» Instructions to follow
In the data below, find every line that has the string "spread", and copy it.

────────

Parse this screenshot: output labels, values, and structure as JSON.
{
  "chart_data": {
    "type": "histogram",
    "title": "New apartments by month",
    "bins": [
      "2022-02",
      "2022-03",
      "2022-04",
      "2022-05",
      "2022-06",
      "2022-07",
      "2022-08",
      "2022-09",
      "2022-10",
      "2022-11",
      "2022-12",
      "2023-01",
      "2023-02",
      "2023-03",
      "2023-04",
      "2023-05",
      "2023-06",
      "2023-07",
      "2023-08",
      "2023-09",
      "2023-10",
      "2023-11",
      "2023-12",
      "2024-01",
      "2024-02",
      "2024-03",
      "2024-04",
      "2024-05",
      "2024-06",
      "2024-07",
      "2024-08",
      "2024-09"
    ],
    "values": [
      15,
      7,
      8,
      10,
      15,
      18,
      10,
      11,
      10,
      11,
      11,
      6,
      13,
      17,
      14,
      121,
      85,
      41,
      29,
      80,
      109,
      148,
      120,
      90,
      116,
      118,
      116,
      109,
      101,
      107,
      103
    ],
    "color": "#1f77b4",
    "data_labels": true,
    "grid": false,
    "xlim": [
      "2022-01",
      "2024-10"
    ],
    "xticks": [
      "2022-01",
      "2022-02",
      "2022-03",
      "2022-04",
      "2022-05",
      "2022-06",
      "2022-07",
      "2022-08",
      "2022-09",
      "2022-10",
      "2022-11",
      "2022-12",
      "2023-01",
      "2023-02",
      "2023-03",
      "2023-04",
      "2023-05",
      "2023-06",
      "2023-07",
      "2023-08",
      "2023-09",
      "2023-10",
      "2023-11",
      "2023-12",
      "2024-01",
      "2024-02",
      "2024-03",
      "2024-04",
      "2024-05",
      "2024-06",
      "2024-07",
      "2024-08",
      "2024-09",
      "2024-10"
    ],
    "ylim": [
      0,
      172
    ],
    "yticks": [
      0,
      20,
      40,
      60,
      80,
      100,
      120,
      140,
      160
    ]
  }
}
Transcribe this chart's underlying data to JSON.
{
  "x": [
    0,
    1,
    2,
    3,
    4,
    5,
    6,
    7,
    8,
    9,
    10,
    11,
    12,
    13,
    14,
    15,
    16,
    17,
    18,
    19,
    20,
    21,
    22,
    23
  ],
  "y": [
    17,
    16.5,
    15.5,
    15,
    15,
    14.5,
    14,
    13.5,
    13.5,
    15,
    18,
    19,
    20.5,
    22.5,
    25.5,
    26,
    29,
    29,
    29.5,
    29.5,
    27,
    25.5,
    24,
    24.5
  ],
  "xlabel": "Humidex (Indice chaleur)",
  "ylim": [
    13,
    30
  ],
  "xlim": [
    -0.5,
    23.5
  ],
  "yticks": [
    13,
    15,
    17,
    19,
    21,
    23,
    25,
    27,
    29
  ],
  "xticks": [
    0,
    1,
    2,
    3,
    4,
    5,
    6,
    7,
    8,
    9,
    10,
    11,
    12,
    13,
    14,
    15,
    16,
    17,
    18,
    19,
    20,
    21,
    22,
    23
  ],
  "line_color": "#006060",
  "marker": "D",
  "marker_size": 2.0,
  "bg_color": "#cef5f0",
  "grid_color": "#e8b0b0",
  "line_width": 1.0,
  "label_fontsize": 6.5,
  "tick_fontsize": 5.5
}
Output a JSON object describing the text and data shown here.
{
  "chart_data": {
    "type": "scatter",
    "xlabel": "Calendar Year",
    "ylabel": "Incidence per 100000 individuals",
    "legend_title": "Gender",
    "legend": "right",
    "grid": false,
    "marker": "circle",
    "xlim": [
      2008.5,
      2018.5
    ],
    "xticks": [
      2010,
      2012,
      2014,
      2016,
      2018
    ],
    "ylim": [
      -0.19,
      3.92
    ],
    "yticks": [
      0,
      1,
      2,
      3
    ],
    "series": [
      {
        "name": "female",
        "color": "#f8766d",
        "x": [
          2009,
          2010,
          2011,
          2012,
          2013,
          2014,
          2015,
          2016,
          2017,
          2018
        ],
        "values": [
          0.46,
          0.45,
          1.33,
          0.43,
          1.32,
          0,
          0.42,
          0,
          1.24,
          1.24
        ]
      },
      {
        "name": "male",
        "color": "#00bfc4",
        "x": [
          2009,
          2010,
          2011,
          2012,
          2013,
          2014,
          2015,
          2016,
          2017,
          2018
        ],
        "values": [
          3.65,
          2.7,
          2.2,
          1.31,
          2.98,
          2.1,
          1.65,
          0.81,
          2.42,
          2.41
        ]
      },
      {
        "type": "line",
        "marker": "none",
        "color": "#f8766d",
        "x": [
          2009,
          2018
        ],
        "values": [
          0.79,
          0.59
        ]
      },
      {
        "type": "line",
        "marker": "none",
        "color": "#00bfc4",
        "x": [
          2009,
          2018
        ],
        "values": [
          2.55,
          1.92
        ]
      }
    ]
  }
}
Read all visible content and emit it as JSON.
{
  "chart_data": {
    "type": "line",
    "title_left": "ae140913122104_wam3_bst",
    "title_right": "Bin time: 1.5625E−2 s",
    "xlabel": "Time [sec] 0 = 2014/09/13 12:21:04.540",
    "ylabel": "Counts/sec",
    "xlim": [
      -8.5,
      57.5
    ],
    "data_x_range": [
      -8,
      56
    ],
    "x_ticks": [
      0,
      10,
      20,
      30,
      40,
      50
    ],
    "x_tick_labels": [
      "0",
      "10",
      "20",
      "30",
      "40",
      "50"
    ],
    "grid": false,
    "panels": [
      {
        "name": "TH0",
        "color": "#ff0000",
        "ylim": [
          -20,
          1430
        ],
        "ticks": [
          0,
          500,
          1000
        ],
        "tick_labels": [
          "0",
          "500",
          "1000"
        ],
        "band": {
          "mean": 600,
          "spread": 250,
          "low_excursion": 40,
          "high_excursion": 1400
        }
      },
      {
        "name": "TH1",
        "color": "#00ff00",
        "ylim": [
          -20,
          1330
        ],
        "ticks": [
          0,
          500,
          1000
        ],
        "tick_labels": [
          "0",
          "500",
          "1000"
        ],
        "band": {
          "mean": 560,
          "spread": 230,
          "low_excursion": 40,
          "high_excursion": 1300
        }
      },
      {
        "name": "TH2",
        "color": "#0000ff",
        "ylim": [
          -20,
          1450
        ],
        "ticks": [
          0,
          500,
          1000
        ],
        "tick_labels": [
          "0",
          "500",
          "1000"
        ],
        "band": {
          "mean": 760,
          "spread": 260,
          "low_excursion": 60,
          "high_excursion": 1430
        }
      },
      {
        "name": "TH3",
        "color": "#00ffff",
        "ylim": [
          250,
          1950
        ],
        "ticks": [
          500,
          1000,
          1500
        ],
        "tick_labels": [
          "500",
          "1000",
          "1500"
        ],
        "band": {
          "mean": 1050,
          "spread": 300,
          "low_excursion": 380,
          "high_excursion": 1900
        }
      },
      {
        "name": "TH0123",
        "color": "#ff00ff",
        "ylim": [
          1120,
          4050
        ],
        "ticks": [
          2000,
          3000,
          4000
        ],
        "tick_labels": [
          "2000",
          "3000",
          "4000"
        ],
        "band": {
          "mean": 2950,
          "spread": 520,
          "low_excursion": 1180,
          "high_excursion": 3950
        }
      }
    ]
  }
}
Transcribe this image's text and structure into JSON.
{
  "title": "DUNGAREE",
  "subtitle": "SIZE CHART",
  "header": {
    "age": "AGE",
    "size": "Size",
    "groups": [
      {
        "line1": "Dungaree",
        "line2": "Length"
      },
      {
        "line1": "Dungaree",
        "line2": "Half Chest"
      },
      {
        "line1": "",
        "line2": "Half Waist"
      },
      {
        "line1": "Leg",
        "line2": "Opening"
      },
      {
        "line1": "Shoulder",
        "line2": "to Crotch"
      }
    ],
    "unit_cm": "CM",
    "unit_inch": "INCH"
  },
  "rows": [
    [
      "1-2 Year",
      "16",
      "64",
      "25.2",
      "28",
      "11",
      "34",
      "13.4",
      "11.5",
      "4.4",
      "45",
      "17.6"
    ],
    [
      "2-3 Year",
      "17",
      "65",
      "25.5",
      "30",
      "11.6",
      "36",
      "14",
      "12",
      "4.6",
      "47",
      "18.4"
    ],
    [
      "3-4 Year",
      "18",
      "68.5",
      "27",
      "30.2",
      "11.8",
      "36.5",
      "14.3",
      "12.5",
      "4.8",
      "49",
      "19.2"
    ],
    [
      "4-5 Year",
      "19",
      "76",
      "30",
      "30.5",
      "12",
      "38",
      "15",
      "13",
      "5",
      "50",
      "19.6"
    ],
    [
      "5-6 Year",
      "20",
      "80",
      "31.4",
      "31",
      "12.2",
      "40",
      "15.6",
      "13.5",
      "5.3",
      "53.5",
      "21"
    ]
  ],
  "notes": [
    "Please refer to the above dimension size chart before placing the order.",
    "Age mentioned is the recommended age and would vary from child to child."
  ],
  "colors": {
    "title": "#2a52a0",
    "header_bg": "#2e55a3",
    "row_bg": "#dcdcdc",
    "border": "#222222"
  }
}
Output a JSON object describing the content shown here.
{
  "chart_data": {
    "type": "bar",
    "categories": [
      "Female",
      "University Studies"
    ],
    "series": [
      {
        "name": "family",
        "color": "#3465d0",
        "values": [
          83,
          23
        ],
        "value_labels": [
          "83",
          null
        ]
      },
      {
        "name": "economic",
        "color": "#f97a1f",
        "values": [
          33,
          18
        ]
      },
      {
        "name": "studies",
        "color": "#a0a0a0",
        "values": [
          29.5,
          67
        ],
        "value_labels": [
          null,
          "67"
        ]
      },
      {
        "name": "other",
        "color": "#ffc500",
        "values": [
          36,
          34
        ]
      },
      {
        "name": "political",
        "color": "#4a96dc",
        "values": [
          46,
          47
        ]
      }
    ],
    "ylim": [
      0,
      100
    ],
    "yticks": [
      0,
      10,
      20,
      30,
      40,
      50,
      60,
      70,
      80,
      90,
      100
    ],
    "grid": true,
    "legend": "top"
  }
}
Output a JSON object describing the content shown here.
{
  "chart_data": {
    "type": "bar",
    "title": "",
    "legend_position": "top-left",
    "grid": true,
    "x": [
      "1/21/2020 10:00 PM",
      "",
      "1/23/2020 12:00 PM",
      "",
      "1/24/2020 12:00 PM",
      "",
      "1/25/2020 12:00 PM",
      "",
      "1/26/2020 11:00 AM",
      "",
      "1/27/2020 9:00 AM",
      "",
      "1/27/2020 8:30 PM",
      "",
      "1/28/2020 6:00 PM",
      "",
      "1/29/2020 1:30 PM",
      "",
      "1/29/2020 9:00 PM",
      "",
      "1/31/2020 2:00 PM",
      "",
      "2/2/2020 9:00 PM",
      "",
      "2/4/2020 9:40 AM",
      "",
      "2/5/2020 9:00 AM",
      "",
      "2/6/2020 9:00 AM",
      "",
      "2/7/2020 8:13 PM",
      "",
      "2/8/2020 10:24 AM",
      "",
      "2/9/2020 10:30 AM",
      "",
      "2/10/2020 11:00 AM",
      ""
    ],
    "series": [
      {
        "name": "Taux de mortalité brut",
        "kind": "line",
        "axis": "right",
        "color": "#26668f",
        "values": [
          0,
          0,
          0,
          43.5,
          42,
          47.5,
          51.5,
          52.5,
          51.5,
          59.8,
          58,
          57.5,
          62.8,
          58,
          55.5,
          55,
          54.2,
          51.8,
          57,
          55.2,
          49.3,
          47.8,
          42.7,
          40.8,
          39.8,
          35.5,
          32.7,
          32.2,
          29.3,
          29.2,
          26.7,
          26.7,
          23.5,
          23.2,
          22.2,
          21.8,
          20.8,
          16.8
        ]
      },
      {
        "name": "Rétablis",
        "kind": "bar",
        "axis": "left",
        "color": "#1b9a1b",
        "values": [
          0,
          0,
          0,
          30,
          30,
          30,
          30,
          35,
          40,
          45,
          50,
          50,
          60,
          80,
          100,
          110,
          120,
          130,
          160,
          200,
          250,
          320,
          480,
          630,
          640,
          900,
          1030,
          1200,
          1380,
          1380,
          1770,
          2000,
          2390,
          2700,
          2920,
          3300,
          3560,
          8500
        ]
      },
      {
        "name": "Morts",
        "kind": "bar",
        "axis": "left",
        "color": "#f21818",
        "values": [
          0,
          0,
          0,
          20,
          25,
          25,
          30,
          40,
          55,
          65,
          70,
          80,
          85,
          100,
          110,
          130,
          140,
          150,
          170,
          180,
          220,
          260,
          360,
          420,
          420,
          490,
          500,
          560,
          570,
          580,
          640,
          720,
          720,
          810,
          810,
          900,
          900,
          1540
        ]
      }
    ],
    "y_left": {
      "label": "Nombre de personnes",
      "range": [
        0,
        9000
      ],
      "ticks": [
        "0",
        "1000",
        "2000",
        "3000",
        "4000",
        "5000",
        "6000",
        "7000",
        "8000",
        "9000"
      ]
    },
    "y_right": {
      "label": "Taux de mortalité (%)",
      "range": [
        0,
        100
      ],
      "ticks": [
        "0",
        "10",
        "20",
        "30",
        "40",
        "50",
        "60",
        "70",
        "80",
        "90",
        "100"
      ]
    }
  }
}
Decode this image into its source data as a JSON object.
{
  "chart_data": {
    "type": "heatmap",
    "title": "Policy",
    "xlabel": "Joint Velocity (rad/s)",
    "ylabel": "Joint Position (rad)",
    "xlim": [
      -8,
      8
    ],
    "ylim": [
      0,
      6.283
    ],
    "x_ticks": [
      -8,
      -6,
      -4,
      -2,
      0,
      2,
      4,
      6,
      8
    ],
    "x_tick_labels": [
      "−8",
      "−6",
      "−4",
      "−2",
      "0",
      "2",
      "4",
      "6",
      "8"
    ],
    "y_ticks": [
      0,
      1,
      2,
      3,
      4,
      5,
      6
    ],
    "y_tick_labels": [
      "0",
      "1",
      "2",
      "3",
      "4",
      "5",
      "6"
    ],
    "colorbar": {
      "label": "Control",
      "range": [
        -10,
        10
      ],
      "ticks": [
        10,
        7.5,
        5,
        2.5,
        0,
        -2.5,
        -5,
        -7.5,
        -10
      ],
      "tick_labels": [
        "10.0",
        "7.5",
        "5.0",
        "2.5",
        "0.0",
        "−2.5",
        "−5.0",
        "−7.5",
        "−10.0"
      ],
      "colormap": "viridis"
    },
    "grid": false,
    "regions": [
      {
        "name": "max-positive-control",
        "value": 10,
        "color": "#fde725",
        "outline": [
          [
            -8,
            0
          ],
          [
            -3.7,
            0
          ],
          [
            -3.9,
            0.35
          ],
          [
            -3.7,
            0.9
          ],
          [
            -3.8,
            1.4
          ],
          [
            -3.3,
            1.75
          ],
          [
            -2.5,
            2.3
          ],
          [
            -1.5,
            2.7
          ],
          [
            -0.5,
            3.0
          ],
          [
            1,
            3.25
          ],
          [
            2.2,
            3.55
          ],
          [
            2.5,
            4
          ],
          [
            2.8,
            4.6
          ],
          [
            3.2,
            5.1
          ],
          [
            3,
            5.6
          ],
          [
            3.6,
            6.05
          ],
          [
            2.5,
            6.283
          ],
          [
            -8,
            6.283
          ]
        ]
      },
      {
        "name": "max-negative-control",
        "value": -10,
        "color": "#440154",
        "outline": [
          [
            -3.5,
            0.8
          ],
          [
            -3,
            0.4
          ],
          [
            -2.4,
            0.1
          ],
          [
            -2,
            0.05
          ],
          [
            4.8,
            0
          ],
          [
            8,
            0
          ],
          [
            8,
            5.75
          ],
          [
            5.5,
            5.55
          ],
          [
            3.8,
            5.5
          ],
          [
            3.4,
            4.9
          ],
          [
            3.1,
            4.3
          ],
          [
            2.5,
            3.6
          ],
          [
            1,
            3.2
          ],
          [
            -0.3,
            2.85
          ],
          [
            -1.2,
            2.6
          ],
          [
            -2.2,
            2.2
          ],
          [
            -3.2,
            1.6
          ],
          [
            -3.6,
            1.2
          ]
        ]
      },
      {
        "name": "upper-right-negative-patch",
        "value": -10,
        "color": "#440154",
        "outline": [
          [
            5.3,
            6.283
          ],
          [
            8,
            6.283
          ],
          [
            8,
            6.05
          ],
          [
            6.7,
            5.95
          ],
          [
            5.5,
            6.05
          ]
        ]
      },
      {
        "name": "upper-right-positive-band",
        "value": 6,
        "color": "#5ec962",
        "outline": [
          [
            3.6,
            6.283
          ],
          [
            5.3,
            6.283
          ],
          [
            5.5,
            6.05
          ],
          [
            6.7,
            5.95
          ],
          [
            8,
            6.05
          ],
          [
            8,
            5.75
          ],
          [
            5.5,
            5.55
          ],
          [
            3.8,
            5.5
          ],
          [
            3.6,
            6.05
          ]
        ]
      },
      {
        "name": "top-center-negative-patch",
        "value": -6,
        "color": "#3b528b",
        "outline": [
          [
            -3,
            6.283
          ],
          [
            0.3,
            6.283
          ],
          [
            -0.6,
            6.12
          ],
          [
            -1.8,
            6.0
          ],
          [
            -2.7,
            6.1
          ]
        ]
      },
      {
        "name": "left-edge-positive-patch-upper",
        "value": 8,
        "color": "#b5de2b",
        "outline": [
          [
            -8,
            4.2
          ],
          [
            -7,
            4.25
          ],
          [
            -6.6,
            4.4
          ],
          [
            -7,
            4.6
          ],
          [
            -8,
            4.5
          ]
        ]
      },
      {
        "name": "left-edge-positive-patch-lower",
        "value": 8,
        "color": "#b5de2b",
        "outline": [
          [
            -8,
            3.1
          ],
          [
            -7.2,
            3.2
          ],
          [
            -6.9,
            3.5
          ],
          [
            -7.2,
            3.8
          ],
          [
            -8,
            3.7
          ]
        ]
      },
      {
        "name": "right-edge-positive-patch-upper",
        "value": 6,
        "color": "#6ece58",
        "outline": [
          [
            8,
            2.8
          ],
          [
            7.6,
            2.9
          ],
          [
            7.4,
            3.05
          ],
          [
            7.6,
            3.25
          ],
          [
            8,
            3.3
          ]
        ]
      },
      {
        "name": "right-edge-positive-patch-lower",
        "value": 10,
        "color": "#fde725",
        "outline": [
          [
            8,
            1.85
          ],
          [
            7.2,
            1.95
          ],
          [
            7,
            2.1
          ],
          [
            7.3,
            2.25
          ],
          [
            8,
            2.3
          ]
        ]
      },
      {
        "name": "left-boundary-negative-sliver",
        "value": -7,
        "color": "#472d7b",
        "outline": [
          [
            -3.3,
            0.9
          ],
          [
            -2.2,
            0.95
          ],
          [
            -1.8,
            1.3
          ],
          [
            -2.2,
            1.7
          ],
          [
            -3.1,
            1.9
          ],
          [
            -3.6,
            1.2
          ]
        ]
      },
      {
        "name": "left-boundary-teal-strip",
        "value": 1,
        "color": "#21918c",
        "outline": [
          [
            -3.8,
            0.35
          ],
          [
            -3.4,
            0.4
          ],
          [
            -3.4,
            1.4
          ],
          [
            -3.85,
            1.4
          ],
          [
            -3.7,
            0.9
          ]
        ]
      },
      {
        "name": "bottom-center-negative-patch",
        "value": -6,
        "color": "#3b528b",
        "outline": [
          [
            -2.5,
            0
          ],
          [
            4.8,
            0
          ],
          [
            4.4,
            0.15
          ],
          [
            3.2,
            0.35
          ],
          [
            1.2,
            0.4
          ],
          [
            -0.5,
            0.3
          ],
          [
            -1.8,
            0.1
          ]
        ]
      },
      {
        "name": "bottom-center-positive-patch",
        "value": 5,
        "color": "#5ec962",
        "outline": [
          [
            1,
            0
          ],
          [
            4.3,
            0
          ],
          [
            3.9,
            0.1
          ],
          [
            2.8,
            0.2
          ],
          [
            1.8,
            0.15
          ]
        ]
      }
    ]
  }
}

────────

» Reply to the task
          "spread": 250,
          "spread": 230,
          "spread": 260,
          "spread": 300,
          "spread": 520,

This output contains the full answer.